Directions: Where a line holds "государственных", copy it.

Excerpted data:
******

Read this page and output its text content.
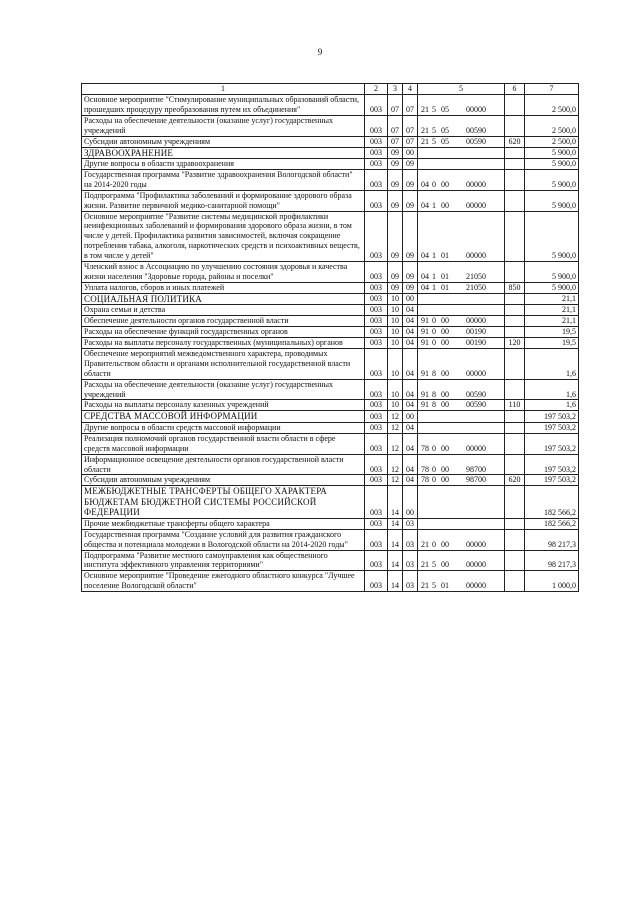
9
1	2	3	4	5	6	7
Основное мероприятие "Стимулирование муниципальных образований области, прошедших процедуру преобразования путем их объединения"	003	07	07	21 5 05 00000		2 500,0
Расходы на обеспечение деятельности (оказание услуг) государственных учреждений	003	07	07	21 5 05 00590		2 500,0
Субсидии автономным учреждениям	003	07	07	21 5 05 00590	620	2 500,0
ЗДРАВООХРАНЕНИЕ	003	09	00			5 900,0
Другие вопросы в области здравоохранения	003	09	09			5 900,0
Государственная программа "Развитие здравоохранения Вологодской области" на 2014-2020 годы	003	09	09	04 0 00 00000		5 900,0
Подпрограмма "Профилактика заболеваний и формирование здорового образа жизни. Развитие первичной медико-санитарной помощи"	003	09	09	04 1 00 00000		5 900,0
Основное мероприятие "Развитие системы медицинской профилактики неинфекционных заболеваний и формирования здорового образа жизни, в том числе у детей. Профилактика развития зависимостей, включая сокращение потребления табака, алкоголя, наркотических средств и психоактивных веществ, в том числе у детей"	003	09	09	04 1 01 00000		5 900,0
Членский взнос в Ассоциацию по улучшению состояния здоровья и качества жизни населения "Здоровые города, районы и поселки"	003	09	09	04 1 01 21050		5 900,0
Уплата налогов, сборов и иных платежей	003	09	09	04 1 01 21050	850	5 900,0
СОЦИАЛЬНАЯ ПОЛИТИКА	003	10	00			21,1
Охрана семьи и детства	003	10	04			21,1
Обеспечение деятельности органов государственной власти	003	10	04	91 0 00 00000		21,1
Расходы на обеспечение функций государственных органов	003	10	04	91 0 00 00190		19,5
Расходы на выплаты персоналу государственных (муниципальных) органов	003	10	04	91 0 00 00190	120	19,5
Обеспечение мероприятий межведомственного характера, проводимых Правительством области и органами исполнительной государственной власти области	003	10	04	91 8 00 00000		1,6
Расходы на обеспечение деятельности (оказание услуг) государственных учреждений	003	10	04	91 8 00 00590		1,6
Расходы на выплаты персоналу казенных учреждений	003	10	04	91 8 00 00590	110	1,6
СРЕДСТВА МАССОВОЙ ИНФОРМАЦИИ	003	12	00			197 503,2
Другие вопросы в области средств массовой информации	003	12	04			197 503,2
Реализация полномочий органов государственной власти области в сфере средств массовой информации	003	12	04	78 0 00 00000		197 503,2
Информационное освещение деятельности органов государственной власти области	003	12	04	78 0 00 98700		197 503,2
Субсидии автономным учреждениям	003	12	04	78 0 00 98700	620	197 503,2
МЕЖБЮДЖЕТНЫЕ ТРАНСФЕРТЫ ОБЩЕГО ХАРАКТЕРА БЮДЖЕТАМ БЮДЖЕТНОЙ СИСТЕМЫ РОССИЙСКОЙ ФЕДЕРАЦИИ	003	14	00			182 566,2
Прочие межбюджетные трансферты общего характера	003	14	03			182 566,2
Государственная программа "Создание условий для развития гражданского общества и потенциала молодежи в Вологодской области на 2014-2020 годы"	003	14	03	21 0 00 00000		98 217,3
Подпрограмма "Развитие местного самоуправления как общественного института эффективного управления территориями"	003	14	03	21 5 00 00000		98 217,3
Основное мероприятие "Проведение ежегодного областного конкурса "Лучшее поселение Вологодской области"	003	14	03	21 5 01 00000		1 000,0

******

Solution for this problem:
Расходы на обеспечение деятельности (оказание услуг) государственных учреждений	003	07	07	21 5 05 00590		2 500,0
Расходы на обеспечение функций государственных органов	003	10	04	91 0 00 00190		19,5
Расходы на выплаты персоналу государственных (муниципальных) органов	003	10	04	91 0 00 00190	120	19,5
Расходы на обеспечение деятельности (оказание услуг) государственных учреждений	003	10	04	91 8 00 00590		1,6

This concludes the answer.